**TASK OBJECTIVE:** In the entries below, start at the line containing "paragraph-sifat-intro: Sifat wajib" and end after the line containing "arabic-quote-sanusi-text: فَمِمَّا يَجِبُ". Write each of these lines as one string in a JSON list, skipping any blank lines.
# Start of EXTRACTED DATA
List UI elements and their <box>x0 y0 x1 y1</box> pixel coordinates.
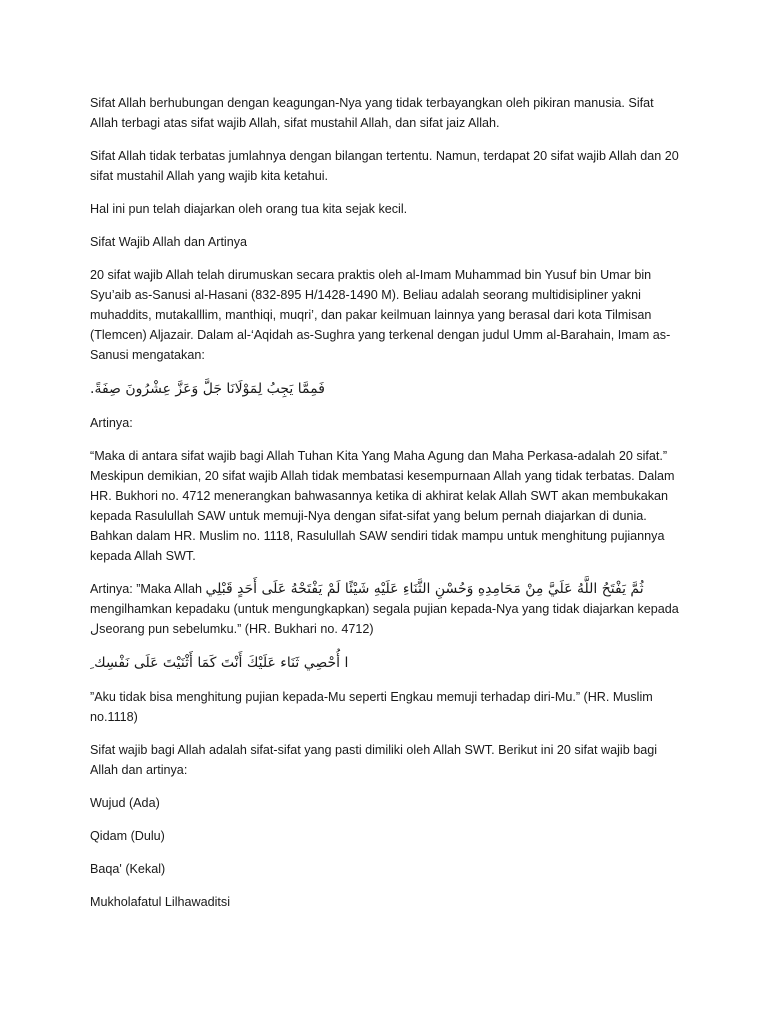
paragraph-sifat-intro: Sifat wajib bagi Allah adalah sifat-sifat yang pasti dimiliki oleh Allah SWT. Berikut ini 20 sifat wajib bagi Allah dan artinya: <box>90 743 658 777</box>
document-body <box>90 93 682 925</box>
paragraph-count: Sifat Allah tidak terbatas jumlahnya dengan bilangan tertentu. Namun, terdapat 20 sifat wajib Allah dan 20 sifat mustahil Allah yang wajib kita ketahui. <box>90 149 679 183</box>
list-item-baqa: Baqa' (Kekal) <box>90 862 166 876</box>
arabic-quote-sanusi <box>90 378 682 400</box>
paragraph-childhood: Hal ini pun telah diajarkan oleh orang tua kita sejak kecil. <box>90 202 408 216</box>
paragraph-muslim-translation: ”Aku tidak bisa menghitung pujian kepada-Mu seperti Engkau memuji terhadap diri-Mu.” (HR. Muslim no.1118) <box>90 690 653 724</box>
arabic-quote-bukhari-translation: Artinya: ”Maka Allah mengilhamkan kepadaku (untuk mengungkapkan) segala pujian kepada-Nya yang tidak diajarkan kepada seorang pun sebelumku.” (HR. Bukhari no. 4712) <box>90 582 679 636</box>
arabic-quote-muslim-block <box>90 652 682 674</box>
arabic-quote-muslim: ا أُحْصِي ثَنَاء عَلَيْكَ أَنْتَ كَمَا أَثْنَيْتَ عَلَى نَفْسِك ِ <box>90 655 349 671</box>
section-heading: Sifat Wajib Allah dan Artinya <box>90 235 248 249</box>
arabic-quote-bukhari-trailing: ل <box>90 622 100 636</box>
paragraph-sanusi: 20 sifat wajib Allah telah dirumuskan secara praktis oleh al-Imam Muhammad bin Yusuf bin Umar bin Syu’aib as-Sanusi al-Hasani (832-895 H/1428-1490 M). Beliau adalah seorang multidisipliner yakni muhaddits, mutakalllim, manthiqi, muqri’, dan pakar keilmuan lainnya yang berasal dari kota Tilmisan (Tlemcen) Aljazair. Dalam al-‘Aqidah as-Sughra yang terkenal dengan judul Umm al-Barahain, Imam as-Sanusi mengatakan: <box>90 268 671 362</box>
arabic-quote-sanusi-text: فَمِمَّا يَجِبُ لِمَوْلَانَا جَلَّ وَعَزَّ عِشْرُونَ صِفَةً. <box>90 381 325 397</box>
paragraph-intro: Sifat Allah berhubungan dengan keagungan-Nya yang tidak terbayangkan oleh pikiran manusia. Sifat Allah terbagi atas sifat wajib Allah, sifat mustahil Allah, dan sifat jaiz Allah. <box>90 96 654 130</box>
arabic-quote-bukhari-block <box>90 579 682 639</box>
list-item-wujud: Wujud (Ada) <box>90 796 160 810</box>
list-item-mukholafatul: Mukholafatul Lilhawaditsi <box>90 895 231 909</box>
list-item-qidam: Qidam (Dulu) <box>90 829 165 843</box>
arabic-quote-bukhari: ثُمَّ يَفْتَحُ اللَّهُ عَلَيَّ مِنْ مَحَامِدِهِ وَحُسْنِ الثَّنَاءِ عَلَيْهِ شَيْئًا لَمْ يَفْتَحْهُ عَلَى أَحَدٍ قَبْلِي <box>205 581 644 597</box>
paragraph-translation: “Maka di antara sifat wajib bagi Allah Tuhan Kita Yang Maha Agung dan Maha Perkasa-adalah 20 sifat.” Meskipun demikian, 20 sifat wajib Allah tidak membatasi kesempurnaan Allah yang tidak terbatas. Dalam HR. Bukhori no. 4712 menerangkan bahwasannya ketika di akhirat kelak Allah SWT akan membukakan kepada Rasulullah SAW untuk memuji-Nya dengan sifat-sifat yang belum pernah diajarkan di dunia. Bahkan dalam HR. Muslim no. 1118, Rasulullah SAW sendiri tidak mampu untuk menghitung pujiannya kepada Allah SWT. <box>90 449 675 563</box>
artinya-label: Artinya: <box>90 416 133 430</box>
# End of EXTRACTED DATA
# Start of EXTRACTED DATA
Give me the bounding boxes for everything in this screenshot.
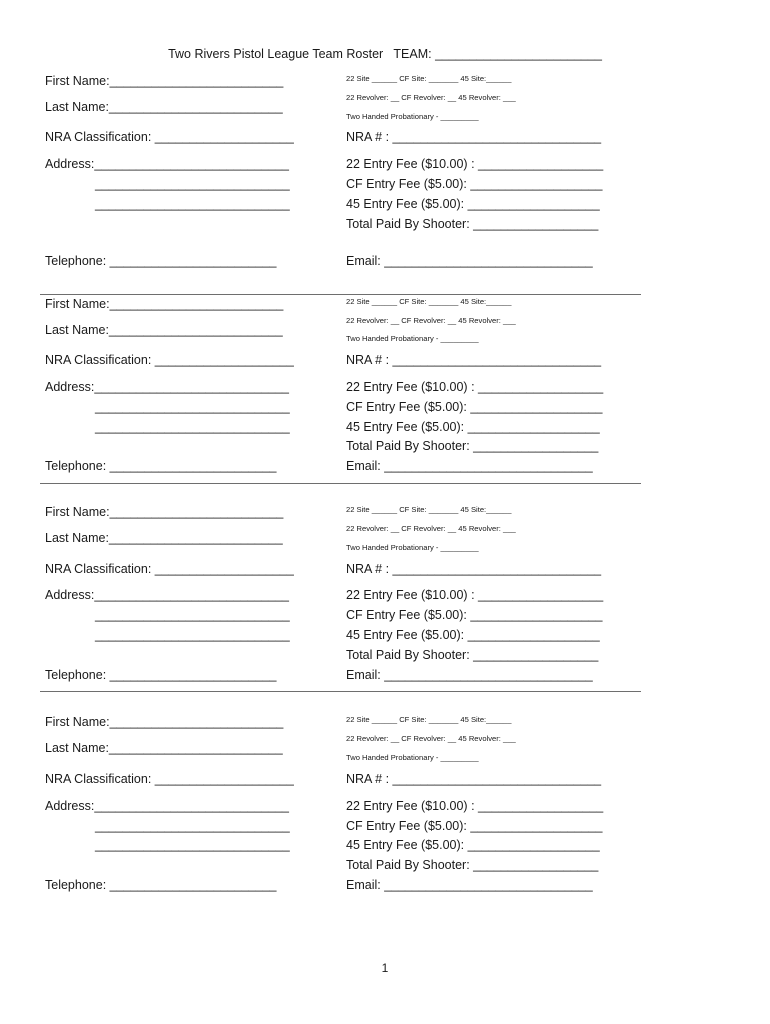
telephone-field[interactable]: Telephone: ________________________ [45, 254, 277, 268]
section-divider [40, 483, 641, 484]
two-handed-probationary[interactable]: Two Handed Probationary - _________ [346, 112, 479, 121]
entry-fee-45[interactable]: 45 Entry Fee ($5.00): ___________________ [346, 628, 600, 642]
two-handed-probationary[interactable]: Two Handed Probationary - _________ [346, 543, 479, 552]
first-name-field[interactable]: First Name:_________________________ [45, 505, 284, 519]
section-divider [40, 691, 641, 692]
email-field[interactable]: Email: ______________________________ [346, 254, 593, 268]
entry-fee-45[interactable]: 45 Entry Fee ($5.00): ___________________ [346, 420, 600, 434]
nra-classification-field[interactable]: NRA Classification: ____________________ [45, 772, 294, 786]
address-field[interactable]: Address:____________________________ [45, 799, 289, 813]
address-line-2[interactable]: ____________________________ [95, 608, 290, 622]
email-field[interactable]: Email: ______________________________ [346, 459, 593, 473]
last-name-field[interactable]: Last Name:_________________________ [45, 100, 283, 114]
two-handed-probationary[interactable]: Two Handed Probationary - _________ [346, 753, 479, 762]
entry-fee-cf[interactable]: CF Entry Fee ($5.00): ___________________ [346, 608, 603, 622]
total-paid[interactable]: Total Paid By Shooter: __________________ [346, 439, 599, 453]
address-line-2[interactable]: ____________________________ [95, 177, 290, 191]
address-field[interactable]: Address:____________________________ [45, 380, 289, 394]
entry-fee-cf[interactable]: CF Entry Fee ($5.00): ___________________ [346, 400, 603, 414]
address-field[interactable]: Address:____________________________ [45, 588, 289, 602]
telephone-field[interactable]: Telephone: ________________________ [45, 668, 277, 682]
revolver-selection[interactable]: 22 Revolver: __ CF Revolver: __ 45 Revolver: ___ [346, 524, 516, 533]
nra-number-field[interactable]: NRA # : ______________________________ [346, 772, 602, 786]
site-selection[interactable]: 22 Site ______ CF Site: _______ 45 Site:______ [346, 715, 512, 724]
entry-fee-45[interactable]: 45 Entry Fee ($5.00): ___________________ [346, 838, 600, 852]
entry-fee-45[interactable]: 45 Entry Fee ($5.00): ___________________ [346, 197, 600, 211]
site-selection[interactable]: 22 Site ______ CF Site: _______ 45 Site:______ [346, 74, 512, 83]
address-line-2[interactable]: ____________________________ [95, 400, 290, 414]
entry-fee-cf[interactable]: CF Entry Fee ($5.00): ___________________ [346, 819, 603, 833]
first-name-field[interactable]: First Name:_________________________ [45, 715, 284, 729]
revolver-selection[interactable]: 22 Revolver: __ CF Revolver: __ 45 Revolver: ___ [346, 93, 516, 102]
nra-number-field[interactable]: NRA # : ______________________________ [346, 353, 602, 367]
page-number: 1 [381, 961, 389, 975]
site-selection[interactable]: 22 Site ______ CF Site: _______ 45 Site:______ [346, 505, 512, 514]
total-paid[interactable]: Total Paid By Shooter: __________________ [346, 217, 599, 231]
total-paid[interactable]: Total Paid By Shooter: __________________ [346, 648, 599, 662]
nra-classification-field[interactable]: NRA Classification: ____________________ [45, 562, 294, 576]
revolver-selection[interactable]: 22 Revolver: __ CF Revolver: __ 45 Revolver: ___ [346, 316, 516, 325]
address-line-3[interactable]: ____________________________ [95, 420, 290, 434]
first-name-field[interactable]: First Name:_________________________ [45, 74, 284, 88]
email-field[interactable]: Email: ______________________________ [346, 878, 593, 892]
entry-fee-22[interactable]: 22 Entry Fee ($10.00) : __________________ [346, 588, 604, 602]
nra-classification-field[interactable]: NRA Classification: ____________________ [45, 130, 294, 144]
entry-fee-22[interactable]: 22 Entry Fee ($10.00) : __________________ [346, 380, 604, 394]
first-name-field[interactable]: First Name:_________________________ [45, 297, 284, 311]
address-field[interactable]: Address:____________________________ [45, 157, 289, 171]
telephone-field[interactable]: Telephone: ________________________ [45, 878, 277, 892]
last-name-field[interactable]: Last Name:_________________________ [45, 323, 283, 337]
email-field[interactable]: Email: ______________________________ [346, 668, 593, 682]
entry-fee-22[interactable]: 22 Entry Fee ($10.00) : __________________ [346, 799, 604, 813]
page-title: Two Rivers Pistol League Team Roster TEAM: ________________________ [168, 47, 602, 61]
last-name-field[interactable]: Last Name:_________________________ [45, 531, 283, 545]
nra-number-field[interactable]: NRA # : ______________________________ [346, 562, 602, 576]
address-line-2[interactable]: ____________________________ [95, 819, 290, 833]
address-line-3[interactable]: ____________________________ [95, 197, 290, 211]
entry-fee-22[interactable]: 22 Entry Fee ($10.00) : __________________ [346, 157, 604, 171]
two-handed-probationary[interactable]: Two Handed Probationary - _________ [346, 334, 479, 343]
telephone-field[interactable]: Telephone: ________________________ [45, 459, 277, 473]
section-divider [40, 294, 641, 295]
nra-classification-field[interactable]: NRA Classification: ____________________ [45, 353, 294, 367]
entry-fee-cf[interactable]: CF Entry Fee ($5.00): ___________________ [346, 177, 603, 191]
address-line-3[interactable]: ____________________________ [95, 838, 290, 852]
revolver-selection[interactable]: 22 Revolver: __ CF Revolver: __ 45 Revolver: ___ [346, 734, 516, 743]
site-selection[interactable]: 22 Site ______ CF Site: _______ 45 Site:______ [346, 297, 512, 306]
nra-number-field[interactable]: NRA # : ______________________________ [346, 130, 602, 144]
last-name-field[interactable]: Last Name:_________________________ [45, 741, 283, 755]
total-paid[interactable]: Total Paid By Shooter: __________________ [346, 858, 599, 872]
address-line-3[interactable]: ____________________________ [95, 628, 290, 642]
# End of EXTRACTED DATA
**EXERCISE RESPONSE:**
[
  "paragraph-sifat-intro: Sifat wajib bagi Allah adalah sifat-sifat yang pasti dimiliki oleh Allah SWT. Berikut ini 20 sifat wajib bagi Allah dan artinya: <box>90 743 658 777</box>",
  "document-body <box>90 93 682 925</box>",
  "paragraph-count: Sifat Allah tidak terbatas jumlahnya dengan bilangan tertentu. Namun, terdapat 20 sifat wajib Allah dan 20 sifat mustahil Allah yang wajib kita ketahui. <box>90 149 679 183</box>",
  "list-item-baqa: Baqa' (Kekal) <box>90 862 166 876</box>",
  "arabic-quote-sanusi <box>90 378 682 400</box>",
  "paragraph-childhood: Hal ini pun telah diajarkan oleh orang tua kita sejak kecil. <box>90 202 408 216</box>",
  "paragraph-muslim-translation: ”Aku tidak bisa menghitung pujian kepada-Mu seperti Engkau memuji terhadap diri-Mu.” (HR. Muslim no.1118) <box>90 690 653 724</box>",
  "arabic-quote-bukhari-translation: Artinya: ”Maka Allah mengilhamkan kepadaku (untuk mengungkapkan) segala pujian kepada-Nya yang tidak diajarkan kepada seorang pun sebelumku.” (HR. Bukhari no. 4712) <box>90 582 679 636</box>",
  "arabic-quote-muslim-block <box>90 652 682 674</box>",
  "arabic-quote-muslim: ا أُحْصِي ثَنَاء عَلَيْكَ أَنْتَ كَمَا أَثْنَيْتَ عَلَى نَفْسِك ِ <box>90 655 349 671</box>",
  "section-heading: Sifat Wajib Allah dan Artinya <box>90 235 248 249</box>",
  "arabic-quote-bukhari-trailing: ل <box>90 622 100 636</box>",
  "paragraph-sanusi: 20 sifat wajib Allah telah dirumuskan secara praktis oleh al-Imam Muhammad bin Yusuf bin Umar bin Syu’aib as-Sanusi al-Hasani (832-895 H/1428-1490 M). Beliau adalah seorang multidisipliner yakni muhaddits, mutakalllim, manthiqi, muqri’, dan pakar keilmuan lainnya yang berasal dari kota Tilmisan (Tlemcen) Aljazair. Dalam al-‘Aqidah as-Sughra yang terkenal dengan judul Umm al-Barahain, Imam as-Sanusi mengatakan: <box>90 268 671 362</box>",
  "arabic-quote-sanusi-text: فَمِمَّا يَجِبُ لِمَوْلَانَا جَلَّ وَعَزَّ عِشْرُونَ صِفَةً. <box>90 381 325 397</box>"
]